** Start **

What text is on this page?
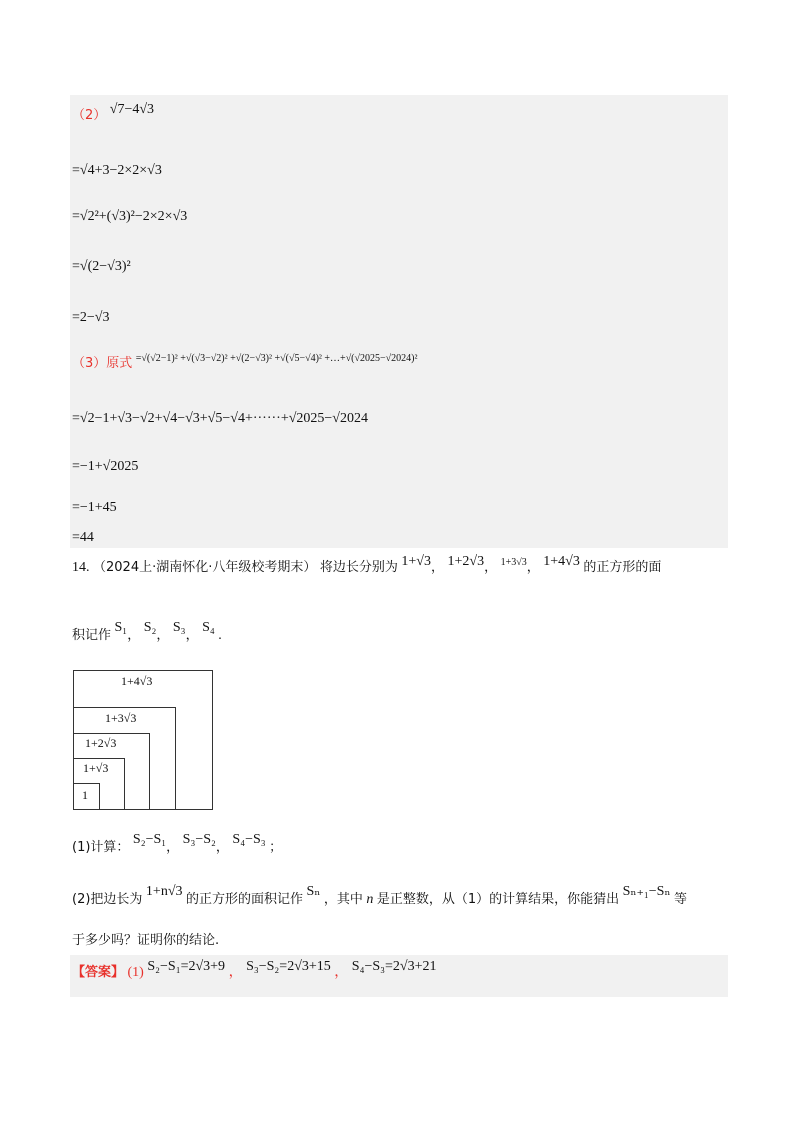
（2） √7−4√3
=√4+3−2×2×√3
=√2²+(√3)²−2×2×√3
=√(2−√3)²
=2−√3
（3）原式 $^{=√(√2-1)^2 +√(√3-√2)^2 +√(2-√3)^2 +√(√5-√4)^2 +\dots+√(√2025-√2024)^2}$
=√2−1+√3−√2+√4−√3+√5−√4+······+√2025−√2024
=−1+√2025
=−1+45
=44
14. （2024上·湖南怀化·八年级校考期末） 将边长分别为 1+√3， 1+2√3， $^{1+3√3}$， 1+4√3 的正方形的面
积记作 S₁， S₂， S₃， S₄ .
1+4√3
1+3√3
1+2√3
1+√3
1
(1)计算： S₂−S₁， S₃−S₂， S₄−S₃ ；
(2)把边长为 1+n√3 的正方形的面积记作 Sₙ ，其中 n 是正整数，从（1）的计算结果，你能猜出 Sₙ₊₁−Sₙ 等
于多少吗？证明你的结论.
【答案】 (1) S₂−S₁=2√3+9 ， S₃−S₂=2√3+15 ， S₄−S₃=2√3+21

** End **

## Task instructions
Write out the listing above exactly as it stands, pictures excluded.

## Solved exercise
What text is on this page?
（2） √7−4√3
=√4+3−2×2×√3
=√2²+(√3)²−2×2×√3
=√(2−√3)²
=2−√3
（3）原式 $^{=√(√2-1)^2 +√(√3-√2)^2 +√(2-√3)^2 +√(√5-√4)^2 +\dots+√(√2025-√2024)^2}$
=√2−1+√3−√2+√4−√3+√5−√4+······+√2025−√2024
=−1+√2025
=−1+45
=44
14. （2024上·湖南怀化·八年级校考期末） 将边长分别为 1+√3， 1+2√3， $^{1+3√3}$， 1+4√3 的正方形的面
积记作 S₁， S₂， S₃， S₄ .
1+4√3
1+3√3
1+2√3
1+√3
1
(1)计算： S₂−S₁， S₃−S₂， S₄−S₃ ；
(2)把边长为 1+n√3 的正方形的面积记作 Sₙ ，其中 n 是正整数，从（1）的计算结果，你能猜出 Sₙ₊₁−Sₙ 等
于多少吗？证明你的结论.
【答案】 (1) S₂−S₁=2√3+9 ， S₃−S₂=2√3+15 ， S₄−S₃=2√3+21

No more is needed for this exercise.